In the entries below, find every line with "University" and copy it.
--- START OF Working data ---
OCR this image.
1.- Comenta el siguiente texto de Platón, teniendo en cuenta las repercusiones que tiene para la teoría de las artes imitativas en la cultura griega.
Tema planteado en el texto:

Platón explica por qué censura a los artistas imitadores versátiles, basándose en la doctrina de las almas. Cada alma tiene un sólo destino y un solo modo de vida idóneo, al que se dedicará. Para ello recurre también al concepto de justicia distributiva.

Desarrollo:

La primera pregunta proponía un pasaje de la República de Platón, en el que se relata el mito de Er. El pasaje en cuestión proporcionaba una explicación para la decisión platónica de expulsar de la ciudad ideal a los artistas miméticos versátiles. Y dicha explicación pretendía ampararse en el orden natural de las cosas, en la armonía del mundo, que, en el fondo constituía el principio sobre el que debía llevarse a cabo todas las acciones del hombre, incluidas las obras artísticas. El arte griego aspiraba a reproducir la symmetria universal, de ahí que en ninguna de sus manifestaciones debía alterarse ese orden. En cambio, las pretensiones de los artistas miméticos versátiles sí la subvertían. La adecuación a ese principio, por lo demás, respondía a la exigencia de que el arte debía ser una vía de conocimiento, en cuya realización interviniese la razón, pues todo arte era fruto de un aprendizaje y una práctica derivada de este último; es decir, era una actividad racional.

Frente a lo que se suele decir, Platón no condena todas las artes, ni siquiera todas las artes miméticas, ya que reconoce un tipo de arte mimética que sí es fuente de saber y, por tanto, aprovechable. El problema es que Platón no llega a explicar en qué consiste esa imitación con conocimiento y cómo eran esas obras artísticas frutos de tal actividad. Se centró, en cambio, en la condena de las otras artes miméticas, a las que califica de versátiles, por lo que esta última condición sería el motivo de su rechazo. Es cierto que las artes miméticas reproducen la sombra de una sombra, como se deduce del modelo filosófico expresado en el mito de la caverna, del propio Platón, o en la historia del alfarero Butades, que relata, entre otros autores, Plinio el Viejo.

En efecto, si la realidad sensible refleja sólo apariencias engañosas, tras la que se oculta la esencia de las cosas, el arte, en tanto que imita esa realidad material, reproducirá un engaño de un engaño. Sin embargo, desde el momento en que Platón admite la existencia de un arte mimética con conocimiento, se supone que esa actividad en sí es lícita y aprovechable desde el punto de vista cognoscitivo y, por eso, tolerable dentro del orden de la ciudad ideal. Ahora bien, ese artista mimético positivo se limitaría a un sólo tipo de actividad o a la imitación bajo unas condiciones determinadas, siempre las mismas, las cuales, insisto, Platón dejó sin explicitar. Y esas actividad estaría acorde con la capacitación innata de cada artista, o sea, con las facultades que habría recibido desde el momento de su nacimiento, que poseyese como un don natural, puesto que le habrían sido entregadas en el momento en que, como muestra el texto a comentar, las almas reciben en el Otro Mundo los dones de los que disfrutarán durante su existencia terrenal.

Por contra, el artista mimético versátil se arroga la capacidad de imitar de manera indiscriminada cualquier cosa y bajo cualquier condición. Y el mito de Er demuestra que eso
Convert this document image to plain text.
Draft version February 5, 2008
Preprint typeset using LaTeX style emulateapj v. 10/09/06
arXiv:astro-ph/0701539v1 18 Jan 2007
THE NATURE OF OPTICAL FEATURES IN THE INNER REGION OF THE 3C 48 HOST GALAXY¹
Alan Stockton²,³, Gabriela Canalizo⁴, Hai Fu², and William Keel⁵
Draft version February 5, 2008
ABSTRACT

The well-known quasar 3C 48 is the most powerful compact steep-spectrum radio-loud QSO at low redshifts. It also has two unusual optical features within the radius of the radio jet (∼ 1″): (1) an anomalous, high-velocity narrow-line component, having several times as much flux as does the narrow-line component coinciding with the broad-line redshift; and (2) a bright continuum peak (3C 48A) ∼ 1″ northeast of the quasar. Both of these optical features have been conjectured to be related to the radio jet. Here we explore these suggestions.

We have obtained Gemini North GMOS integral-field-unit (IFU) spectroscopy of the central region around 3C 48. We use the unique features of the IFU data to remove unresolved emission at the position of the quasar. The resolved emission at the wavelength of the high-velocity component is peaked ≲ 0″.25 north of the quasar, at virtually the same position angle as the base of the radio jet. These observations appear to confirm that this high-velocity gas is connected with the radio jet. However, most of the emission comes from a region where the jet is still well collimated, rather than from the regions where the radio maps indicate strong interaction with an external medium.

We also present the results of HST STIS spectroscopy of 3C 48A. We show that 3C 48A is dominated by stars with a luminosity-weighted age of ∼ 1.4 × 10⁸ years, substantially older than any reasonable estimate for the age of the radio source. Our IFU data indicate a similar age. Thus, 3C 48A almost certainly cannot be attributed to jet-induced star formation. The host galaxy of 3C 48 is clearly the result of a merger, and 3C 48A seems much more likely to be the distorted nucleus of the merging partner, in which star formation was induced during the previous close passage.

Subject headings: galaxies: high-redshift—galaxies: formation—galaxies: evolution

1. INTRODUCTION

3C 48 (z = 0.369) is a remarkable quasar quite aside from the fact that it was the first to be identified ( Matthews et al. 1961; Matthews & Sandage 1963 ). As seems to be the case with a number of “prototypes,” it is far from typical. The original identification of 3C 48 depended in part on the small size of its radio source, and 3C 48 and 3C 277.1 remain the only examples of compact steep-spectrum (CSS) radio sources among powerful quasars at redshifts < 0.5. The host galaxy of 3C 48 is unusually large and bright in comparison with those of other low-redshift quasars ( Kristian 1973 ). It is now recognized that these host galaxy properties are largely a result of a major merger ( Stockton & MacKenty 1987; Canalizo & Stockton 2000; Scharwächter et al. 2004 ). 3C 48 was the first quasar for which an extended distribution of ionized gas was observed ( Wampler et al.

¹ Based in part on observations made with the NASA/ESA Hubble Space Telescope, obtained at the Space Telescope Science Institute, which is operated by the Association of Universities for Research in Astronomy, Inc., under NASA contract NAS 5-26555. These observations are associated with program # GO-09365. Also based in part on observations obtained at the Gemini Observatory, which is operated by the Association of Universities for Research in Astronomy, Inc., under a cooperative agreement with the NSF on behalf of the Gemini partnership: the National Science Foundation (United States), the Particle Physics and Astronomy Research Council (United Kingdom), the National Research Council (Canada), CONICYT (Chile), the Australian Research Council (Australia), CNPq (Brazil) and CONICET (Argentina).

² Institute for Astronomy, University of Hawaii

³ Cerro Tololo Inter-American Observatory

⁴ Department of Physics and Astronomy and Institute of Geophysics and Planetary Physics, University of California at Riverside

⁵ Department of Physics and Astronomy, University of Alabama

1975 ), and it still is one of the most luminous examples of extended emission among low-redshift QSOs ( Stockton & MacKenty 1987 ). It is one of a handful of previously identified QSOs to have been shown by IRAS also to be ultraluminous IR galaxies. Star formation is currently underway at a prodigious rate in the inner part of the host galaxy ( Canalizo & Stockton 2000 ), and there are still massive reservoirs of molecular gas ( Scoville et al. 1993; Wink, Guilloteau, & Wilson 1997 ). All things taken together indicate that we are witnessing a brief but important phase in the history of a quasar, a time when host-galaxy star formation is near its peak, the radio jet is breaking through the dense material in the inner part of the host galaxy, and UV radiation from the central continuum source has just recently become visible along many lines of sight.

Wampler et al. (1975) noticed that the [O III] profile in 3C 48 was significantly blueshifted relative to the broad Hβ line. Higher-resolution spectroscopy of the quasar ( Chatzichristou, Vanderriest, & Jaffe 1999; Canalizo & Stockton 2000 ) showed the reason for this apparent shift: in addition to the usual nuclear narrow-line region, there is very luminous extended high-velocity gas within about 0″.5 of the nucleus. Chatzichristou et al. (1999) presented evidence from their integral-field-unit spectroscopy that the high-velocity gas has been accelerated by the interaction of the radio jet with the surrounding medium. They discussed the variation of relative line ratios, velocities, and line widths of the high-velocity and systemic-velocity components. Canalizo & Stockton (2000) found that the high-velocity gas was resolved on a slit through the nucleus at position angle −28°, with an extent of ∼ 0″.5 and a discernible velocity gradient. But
--- END OF Working data ---
■ Complete response ■
² Institute for Astronomy, University of Hawaii
⁴ Department of Physics and Astronomy and Institute of Geophysics and Planetary Physics, University of California at Riverside
⁵ Department of Physics and Astronomy, University of Alabama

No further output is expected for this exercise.